# [INPUT FOR THIS TASK]
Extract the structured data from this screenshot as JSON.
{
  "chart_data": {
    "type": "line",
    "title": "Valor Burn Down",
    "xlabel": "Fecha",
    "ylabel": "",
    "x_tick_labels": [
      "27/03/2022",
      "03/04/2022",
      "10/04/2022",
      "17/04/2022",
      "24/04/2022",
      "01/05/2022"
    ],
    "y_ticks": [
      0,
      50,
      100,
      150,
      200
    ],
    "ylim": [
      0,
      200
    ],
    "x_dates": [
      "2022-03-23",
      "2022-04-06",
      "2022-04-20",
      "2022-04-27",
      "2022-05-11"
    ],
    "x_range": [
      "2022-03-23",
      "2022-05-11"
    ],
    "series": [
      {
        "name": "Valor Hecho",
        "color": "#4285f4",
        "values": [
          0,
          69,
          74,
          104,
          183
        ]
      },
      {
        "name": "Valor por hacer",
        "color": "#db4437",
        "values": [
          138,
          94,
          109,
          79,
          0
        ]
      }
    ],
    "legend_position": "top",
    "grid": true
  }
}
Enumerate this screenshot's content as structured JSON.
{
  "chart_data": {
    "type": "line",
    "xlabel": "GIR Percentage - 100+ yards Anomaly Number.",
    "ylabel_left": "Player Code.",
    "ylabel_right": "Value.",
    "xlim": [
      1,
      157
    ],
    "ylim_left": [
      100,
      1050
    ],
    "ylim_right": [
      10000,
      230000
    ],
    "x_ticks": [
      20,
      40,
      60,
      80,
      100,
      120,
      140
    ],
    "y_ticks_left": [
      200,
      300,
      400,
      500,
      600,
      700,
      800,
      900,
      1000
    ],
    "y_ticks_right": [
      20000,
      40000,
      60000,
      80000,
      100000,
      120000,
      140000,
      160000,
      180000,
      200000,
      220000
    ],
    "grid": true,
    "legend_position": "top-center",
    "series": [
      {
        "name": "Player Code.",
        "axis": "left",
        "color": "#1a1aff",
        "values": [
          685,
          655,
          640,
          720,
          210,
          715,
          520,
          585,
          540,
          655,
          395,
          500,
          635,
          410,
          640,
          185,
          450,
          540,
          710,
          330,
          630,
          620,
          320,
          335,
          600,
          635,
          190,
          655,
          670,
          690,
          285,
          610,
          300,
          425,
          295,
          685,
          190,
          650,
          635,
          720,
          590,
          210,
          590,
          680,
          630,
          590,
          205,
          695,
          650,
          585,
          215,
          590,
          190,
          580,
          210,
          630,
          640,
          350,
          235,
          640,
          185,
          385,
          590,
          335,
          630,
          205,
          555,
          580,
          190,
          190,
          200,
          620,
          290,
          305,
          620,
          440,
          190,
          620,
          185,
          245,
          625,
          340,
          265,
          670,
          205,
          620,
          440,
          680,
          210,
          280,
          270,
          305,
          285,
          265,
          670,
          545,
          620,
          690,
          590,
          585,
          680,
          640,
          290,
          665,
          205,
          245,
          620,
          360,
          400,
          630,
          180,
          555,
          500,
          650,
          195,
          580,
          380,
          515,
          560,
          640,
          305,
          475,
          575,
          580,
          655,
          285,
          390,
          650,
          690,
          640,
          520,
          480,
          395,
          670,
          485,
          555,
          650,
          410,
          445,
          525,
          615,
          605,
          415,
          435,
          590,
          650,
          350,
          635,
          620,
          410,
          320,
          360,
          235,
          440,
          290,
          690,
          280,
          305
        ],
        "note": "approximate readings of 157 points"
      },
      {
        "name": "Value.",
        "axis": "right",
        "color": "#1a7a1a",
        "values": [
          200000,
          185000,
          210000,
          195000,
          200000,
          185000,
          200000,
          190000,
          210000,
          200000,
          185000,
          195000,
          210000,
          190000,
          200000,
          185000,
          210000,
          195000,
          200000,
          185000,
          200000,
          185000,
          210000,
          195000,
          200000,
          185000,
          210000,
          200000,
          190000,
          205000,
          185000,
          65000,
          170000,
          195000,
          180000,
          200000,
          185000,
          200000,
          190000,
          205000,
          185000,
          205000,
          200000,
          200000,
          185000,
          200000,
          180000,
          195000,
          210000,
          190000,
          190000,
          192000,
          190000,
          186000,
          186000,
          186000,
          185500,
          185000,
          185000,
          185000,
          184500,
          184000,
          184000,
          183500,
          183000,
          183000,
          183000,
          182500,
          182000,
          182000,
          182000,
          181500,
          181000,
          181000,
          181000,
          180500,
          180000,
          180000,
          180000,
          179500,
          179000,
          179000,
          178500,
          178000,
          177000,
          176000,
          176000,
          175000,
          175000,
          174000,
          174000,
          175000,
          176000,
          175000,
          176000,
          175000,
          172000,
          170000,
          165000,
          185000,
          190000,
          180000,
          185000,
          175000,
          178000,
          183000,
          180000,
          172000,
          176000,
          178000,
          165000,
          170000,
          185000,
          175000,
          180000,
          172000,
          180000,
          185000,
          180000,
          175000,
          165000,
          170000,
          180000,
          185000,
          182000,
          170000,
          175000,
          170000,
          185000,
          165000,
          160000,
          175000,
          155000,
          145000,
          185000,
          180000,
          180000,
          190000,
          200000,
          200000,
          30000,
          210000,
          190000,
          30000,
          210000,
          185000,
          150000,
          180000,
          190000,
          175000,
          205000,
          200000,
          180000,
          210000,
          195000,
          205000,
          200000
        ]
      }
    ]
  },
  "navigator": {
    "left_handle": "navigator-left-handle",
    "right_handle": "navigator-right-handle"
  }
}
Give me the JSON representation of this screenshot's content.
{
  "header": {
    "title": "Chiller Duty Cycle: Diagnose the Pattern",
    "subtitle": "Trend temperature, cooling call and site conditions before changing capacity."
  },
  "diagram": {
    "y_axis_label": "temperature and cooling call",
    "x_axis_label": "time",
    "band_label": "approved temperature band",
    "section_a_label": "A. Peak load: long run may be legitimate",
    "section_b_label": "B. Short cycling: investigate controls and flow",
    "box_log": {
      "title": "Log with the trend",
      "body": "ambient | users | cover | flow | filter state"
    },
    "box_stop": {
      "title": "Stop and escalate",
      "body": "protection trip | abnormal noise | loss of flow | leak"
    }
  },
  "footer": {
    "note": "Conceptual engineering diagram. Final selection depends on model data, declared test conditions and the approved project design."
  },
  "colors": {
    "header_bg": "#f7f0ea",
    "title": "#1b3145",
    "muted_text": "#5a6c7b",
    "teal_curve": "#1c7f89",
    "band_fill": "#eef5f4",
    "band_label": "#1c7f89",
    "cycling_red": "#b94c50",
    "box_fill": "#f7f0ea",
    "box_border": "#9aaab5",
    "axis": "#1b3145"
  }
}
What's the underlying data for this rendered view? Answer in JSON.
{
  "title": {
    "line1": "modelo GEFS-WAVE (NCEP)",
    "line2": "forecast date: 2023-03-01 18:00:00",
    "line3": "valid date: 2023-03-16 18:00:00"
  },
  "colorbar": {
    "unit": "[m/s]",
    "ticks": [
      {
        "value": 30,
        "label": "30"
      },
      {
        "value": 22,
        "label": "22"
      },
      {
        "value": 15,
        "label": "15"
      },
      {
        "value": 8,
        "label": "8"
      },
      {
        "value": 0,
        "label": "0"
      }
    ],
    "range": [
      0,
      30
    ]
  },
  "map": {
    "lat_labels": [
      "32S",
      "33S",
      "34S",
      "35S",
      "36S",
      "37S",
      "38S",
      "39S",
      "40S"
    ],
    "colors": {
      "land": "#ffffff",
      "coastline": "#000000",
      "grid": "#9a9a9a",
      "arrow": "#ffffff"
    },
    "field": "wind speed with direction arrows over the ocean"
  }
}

# [DIRECTIONS]
Show each line holding the word "cooling".

# [FINISHED ANSWER]
    "subtitle": "Trend temperature, cooling call and site conditions before changing capacity."
    "y_axis_label": "temperature and cooling call",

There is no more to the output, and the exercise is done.